#### Data listing:
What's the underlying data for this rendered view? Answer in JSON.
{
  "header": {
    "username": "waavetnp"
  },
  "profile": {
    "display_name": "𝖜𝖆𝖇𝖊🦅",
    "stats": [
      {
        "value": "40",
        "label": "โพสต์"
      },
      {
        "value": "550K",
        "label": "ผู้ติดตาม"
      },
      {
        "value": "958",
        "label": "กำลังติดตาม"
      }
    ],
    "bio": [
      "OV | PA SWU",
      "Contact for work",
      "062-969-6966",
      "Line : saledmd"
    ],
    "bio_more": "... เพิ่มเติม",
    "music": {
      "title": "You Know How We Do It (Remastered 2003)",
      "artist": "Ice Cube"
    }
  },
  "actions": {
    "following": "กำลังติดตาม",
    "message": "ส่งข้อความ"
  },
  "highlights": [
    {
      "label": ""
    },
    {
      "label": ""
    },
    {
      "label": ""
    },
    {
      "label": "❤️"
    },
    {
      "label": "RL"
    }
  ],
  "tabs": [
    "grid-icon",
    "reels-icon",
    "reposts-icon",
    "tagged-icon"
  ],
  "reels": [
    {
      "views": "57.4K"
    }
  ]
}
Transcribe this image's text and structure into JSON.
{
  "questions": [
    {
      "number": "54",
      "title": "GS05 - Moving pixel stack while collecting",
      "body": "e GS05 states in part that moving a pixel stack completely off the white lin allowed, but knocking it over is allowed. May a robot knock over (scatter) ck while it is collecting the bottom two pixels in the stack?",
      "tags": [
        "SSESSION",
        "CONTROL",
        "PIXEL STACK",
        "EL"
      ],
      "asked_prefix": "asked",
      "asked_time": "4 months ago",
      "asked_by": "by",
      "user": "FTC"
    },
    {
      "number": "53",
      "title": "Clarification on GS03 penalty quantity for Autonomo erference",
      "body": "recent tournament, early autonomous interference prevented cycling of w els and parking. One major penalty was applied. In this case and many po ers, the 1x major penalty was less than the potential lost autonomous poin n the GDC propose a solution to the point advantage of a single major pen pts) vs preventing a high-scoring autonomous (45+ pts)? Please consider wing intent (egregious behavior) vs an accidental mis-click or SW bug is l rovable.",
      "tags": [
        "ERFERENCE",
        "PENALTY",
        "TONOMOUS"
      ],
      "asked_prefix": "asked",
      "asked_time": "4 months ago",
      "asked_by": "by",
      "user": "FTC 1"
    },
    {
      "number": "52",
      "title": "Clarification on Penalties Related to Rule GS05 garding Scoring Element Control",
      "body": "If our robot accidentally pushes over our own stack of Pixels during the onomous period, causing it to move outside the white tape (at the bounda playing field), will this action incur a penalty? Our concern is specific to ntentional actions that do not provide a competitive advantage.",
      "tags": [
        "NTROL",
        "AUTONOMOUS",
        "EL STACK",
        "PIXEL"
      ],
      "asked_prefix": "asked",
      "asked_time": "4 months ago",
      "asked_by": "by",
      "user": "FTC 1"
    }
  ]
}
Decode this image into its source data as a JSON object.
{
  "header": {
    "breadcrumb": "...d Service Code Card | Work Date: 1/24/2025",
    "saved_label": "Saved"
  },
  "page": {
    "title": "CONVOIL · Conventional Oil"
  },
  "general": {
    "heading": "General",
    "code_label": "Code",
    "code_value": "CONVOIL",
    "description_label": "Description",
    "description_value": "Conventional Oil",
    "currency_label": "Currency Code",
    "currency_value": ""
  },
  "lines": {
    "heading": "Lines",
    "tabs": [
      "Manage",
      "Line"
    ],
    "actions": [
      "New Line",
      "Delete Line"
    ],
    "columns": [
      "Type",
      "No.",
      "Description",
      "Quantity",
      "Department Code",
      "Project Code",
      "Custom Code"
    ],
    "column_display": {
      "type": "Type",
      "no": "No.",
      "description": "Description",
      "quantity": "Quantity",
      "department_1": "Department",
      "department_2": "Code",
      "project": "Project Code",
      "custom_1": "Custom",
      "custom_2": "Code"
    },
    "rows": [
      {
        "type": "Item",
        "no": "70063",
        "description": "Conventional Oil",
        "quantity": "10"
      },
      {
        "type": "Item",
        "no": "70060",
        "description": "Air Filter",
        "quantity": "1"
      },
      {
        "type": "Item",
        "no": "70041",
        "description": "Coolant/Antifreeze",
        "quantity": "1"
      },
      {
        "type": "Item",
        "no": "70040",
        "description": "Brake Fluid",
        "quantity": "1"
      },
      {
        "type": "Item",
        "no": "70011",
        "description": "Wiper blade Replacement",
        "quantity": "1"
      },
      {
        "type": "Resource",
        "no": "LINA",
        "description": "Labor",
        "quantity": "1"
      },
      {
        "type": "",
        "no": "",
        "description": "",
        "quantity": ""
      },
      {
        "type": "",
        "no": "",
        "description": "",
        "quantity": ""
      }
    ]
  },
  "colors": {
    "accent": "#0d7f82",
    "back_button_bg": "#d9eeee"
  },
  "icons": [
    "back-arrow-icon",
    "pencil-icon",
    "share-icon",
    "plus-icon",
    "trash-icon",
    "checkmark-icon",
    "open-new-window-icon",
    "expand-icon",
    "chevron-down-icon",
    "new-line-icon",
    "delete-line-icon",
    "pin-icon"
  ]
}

#### Stated task:
Copy each line of the entries that includes the word "collecting".

#### Written reply:
      "title": "GS05 - Moving pixel stack while collecting",
      "body": "e GS05 states in part that moving a pixel stack completely off the white lin allowed, but knocking it over is allowed. May a robot knock over (scatter) ck while it is collecting the bottom two pixels in the stack?",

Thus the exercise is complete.